(Records from a data source)

☆ ☆ ☆

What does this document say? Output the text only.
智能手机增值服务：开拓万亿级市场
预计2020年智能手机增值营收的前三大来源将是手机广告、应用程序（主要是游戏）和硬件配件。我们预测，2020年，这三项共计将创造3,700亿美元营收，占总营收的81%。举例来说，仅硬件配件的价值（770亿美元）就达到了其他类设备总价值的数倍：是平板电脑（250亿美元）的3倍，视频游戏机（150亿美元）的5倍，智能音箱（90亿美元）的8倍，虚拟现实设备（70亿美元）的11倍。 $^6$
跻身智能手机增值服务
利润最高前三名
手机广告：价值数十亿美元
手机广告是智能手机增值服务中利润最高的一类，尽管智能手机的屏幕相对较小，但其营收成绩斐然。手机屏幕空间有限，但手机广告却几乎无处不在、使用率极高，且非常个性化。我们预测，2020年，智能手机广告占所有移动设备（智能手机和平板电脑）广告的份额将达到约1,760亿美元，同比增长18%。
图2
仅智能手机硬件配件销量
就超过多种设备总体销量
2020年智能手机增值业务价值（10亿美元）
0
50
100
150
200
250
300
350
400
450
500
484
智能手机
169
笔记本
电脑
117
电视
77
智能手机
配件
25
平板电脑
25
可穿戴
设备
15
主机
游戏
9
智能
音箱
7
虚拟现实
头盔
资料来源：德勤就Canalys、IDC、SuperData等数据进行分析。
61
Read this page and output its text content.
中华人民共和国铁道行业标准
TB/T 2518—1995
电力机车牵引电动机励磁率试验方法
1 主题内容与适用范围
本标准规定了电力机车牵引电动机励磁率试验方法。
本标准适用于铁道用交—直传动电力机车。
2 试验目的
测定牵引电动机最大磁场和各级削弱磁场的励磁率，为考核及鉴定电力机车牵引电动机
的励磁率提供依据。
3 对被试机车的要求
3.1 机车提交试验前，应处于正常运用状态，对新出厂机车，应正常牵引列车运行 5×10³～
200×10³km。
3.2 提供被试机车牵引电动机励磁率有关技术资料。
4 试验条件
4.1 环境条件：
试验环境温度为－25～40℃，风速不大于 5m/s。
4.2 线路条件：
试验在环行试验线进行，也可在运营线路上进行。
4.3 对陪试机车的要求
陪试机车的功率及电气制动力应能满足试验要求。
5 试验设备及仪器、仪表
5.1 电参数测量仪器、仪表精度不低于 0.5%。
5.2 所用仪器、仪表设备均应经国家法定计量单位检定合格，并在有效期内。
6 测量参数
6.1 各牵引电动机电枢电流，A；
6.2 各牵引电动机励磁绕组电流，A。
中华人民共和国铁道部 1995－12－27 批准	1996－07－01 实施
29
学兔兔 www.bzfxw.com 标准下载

☆ ☆ ☆

■ Exercise directions
Faithfully transcribe the whole of the data.

■ Reply to the exercise
What does this document say? Output the text only.
智能手机增值服务：开拓万亿级市场
预计2020年智能手机增值营收的前三大来源将是手机广告、应用程序（主要是游戏）和硬件配件。我们预测，2020年，这三项共计将创造3,700亿美元营收，占总营收的81%。举例来说，仅硬件配件的价值（770亿美元）就达到了其他类设备总价值的数倍：是平板电脑（250亿美元）的3倍，视频游戏机（150亿美元）的5倍，智能音箱（90亿美元）的8倍，虚拟现实设备（70亿美元）的11倍。 $^6$
跻身智能手机增值服务
利润最高前三名
手机广告：价值数十亿美元
手机广告是智能手机增值服务中利润最高的一类，尽管智能手机的屏幕相对较小，但其营收成绩斐然。手机屏幕空间有限，但手机广告却几乎无处不在、使用率极高，且非常个性化。我们预测，2020年，智能手机广告占所有移动设备（智能手机和平板电脑）广告的份额将达到约1,760亿美元，同比增长18%。
图2
仅智能手机硬件配件销量
就超过多种设备总体销量
2020年智能手机增值业务价值（10亿美元）
0
50
100
150
200
250
300
350
400
450
500
484
智能手机
169
笔记本
电脑
117
电视
77
智能手机
配件
25
平板电脑
25
可穿戴
设备
15
主机
游戏
9
智能
音箱
7
虚拟现实
头盔
资料来源：德勤就Canalys、IDC、SuperData等数据进行分析。
61
Read this page and output its text content.
中华人民共和国铁道行业标准
TB/T 2518—1995
电力机车牵引电动机励磁率试验方法
1 主题内容与适用范围
本标准规定了电力机车牵引电动机励磁率试验方法。
本标准适用于铁道用交—直传动电力机车。
2 试验目的
测定牵引电动机最大磁场和各级削弱磁场的励磁率，为考核及鉴定电力机车牵引电动机
的励磁率提供依据。
3 对被试机车的要求
3.1 机车提交试验前，应处于正常运用状态，对新出厂机车，应正常牵引列车运行 5×10³～
200×10³km。
3.2 提供被试机车牵引电动机励磁率有关技术资料。
4 试验条件
4.1 环境条件：
试验环境温度为－25～40℃，风速不大于 5m/s。
4.2 线路条件：
试验在环行试验线进行，也可在运营线路上进行。
4.3 对陪试机车的要求
陪试机车的功率及电气制动力应能满足试验要求。
5 试验设备及仪器、仪表
5.1 电参数测量仪器、仪表精度不低于 0.5%。
5.2 所用仪器、仪表设备均应经国家法定计量单位检定合格，并在有效期内。
6 测量参数
6.1 各牵引电动机电枢电流，A；
6.2 各牵引电动机励磁绕组电流，A。
中华人民共和国铁道部 1995－12－27 批准	1996－07－01 实施
29
学兔兔 www.bzfxw.com 标准下载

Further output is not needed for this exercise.